--- START Exercise materials ---

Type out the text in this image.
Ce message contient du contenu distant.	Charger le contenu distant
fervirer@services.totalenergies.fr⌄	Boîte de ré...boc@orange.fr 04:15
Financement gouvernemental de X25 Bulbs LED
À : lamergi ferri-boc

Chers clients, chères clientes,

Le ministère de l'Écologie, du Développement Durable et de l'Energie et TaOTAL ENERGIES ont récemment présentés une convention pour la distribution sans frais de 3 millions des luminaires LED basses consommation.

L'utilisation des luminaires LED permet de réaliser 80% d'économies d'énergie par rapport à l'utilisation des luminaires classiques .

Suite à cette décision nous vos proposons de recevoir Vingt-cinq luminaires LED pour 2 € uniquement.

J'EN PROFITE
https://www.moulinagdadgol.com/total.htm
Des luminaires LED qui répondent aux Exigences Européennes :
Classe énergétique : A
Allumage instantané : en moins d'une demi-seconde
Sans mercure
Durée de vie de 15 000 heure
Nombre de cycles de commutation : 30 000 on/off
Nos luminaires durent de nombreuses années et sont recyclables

--- END Exercise materials ---

» What you are asked to do: Copy the material above back out, exactly as written.

» Response:
Type out the text in this image.
Ce message contient du contenu distant.	Charger le contenu distant
fervirer@services.totalenergies.fr⌄	Boîte de ré...boc@orange.fr 04:15
Financement gouvernemental de X25 Bulbs LED
À : lamergi ferri-boc

Chers clients, chères clientes,

Le ministère de l'Écologie, du Développement Durable et de l'Energie et TaOTAL ENERGIES ont récemment présentés une convention pour la distribution sans frais de 3 millions des luminaires LED basses consommation.

L'utilisation des luminaires LED permet de réaliser 80% d'économies d'énergie par rapport à l'utilisation des luminaires classiques .

Suite à cette décision nous vos proposons de recevoir Vingt-cinq luminaires LED pour 2 € uniquement.

J'EN PROFITE
https://www.moulinagdadgol.com/total.htm
Des luminaires LED qui répondent aux Exigences Européennes :
Classe énergétique : A
Allumage instantané : en moins d'une demi-seconde
Sans mercure
Durée de vie de 15 000 heure
Nombre de cycles de commutation : 30 000 on/off
Nos luminaires durent de nombreuses années et sont recyclables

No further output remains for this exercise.